EXTRACTED INFORMATION

----

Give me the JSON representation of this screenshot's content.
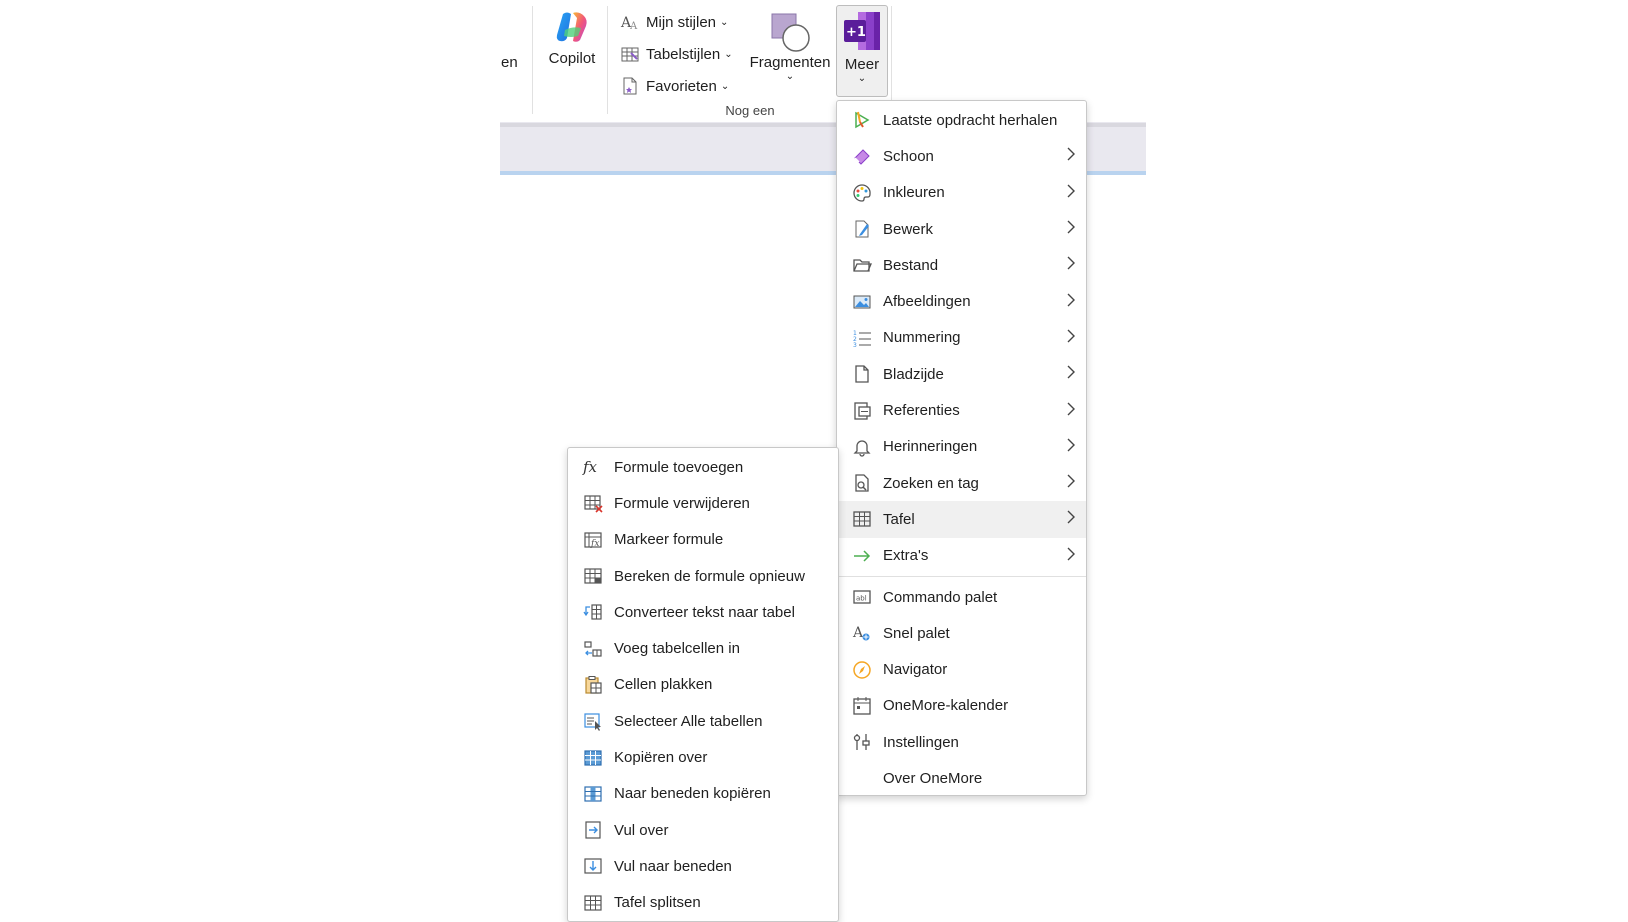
{
  "ribbon": {
    "cut_label": "en",
    "copilot_label": "Copilot",
    "styles": [
      {
        "label": "Mijn stijlen",
        "icon": "text-style-icon"
      },
      {
        "label": "Tabelstijlen",
        "icon": "table-style-icon"
      },
      {
        "label": "Favorieten",
        "icon": "favorites-icon"
      }
    ],
    "fragmenten_label": "Fragmenten",
    "meer_label": "Meer",
    "group_label": "Nog een"
  },
  "main_menu": {
    "items": [
      {
        "label": "Laatste opdracht herhalen",
        "icon": "repeat-icon",
        "submenu": false
      },
      {
        "label": "Schoon",
        "icon": "eraser-icon",
        "submenu": true
      },
      {
        "label": "Inkleuren",
        "icon": "palette-icon",
        "submenu": true
      },
      {
        "label": "Bewerk",
        "icon": "edit-icon",
        "submenu": true
      },
      {
        "label": "Bestand",
        "icon": "folder-icon",
        "submenu": true
      },
      {
        "label": "Afbeeldingen",
        "icon": "image-icon",
        "submenu": true
      },
      {
        "label": "Nummering",
        "icon": "numbering-icon",
        "submenu": true
      },
      {
        "label": "Bladzijde",
        "icon": "page-icon",
        "submenu": true
      },
      {
        "label": "Referenties",
        "icon": "references-icon",
        "submenu": true
      },
      {
        "label": "Herinneringen",
        "icon": "bell-icon",
        "submenu": true
      },
      {
        "label": "Zoeken en tag",
        "icon": "search-tag-icon",
        "submenu": true
      },
      {
        "label": "Tafel",
        "icon": "table-icon",
        "submenu": true
      },
      {
        "label": "Extra's",
        "icon": "arrow-right-icon",
        "submenu": true
      }
    ],
    "bottom_items": [
      {
        "label": "Commando palet",
        "icon": "command-palette-icon"
      },
      {
        "label": "Snel palet",
        "icon": "quick-palette-icon"
      },
      {
        "label": "Navigator",
        "icon": "navigator-icon"
      },
      {
        "label": "OneMore-kalender",
        "icon": "calendar-icon"
      },
      {
        "label": "Instellingen",
        "icon": "settings-icon"
      },
      {
        "label": "Over OneMore",
        "icon": ""
      }
    ]
  },
  "sub_menu": {
    "items": [
      {
        "label": "Formule toevoegen",
        "icon": "formula-icon"
      },
      {
        "label": "Formule verwijderen",
        "icon": "table-delete-icon"
      },
      {
        "label": "Markeer formule",
        "icon": "table-formula-icon"
      },
      {
        "label": "Bereken de formule opnieuw",
        "icon": "table-recalc-icon"
      },
      {
        "label": "Converteer tekst naar tabel",
        "icon": "convert-table-icon"
      },
      {
        "label": "Voeg tabelcellen in",
        "icon": "insert-cells-icon"
      },
      {
        "label": "Cellen plakken",
        "icon": "paste-cells-icon"
      },
      {
        "label": "Selecteer Alle tabellen",
        "icon": "select-tables-icon"
      },
      {
        "label": "Kopiëren over",
        "icon": "copy-across-icon"
      },
      {
        "label": "Naar beneden kopiëren",
        "icon": "copy-down-icon"
      },
      {
        "label": "Vul over",
        "icon": "fill-across-icon"
      },
      {
        "label": "Vul naar beneden",
        "icon": "fill-down-icon"
      },
      {
        "label": "Tafel splitsen",
        "icon": "split-table-icon"
      }
    ]
  }
}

----

WHAT THE TASK ASKS
Repeat the listing verbatim. Skip the pictures.

WRITTEN SOLUTION
Give me the JSON representation of this screenshot's content.
{
  "ribbon": {
    "cut_label": "en",
    "copilot_label": "Copilot",
    "styles": [
      {
        "label": "Mijn stijlen",
        "icon": "text-style-icon"
      },
      {
        "label": "Tabelstijlen",
        "icon": "table-style-icon"
      },
      {
        "label": "Favorieten",
        "icon": "favorites-icon"
      }
    ],
    "fragmenten_label": "Fragmenten",
    "meer_label": "Meer",
    "group_label": "Nog een"
  },
  "main_menu": {
    "items": [
      {
        "label": "Laatste opdracht herhalen",
        "icon": "repeat-icon",
        "submenu": false
      },
      {
        "label": "Schoon",
        "icon": "eraser-icon",
        "submenu": true
      },
      {
        "label": "Inkleuren",
        "icon": "palette-icon",
        "submenu": true
      },
      {
        "label": "Bewerk",
        "icon": "edit-icon",
        "submenu": true
      },
      {
        "label": "Bestand",
        "icon": "folder-icon",
        "submenu": true
      },
      {
        "label": "Afbeeldingen",
        "icon": "image-icon",
        "submenu": true
      },
      {
        "label": "Nummering",
        "icon": "numbering-icon",
        "submenu": true
      },
      {
        "label": "Bladzijde",
        "icon": "page-icon",
        "submenu": true
      },
      {
        "label": "Referenties",
        "icon": "references-icon",
        "submenu": true
      },
      {
        "label": "Herinneringen",
        "icon": "bell-icon",
        "submenu": true
      },
      {
        "label": "Zoeken en tag",
        "icon": "search-tag-icon",
        "submenu": true
      },
      {
        "label": "Tafel",
        "icon": "table-icon",
        "submenu": true
      },
      {
        "label": "Extra's",
        "icon": "arrow-right-icon",
        "submenu": true
      }
    ],
    "bottom_items": [
      {
        "label": "Commando palet",
        "icon": "command-palette-icon"
      },
      {
        "label": "Snel palet",
        "icon": "quick-palette-icon"
      },
      {
        "label": "Navigator",
        "icon": "navigator-icon"
      },
      {
        "label": "OneMore-kalender",
        "icon": "calendar-icon"
      },
      {
        "label": "Instellingen",
        "icon": "settings-icon"
      },
      {
        "label": "Over OneMore",
        "icon": ""
      }
    ]
  },
  "sub_menu": {
    "items": [
      {
        "label": "Formule toevoegen",
        "icon": "formula-icon"
      },
      {
        "label": "Formule verwijderen",
        "icon": "table-delete-icon"
      },
      {
        "label": "Markeer formule",
        "icon": "table-formula-icon"
      },
      {
        "label": "Bereken de formule opnieuw",
        "icon": "table-recalc-icon"
      },
      {
        "label": "Converteer tekst naar tabel",
        "icon": "convert-table-icon"
      },
      {
        "label": "Voeg tabelcellen in",
        "icon": "insert-cells-icon"
      },
      {
        "label": "Cellen plakken",
        "icon": "paste-cells-icon"
      },
      {
        "label": "Selecteer Alle tabellen",
        "icon": "select-tables-icon"
      },
      {
        "label": "Kopiëren over",
        "icon": "copy-across-icon"
      },
      {
        "label": "Naar beneden kopiëren",
        "icon": "copy-down-icon"
      },
      {
        "label": "Vul over",
        "icon": "fill-across-icon"
      },
      {
        "label": "Vul naar beneden",
        "icon": "fill-down-icon"
      },
      {
        "label": "Tafel splitsen",
        "icon": "split-table-icon"
      }
    ]
  }
}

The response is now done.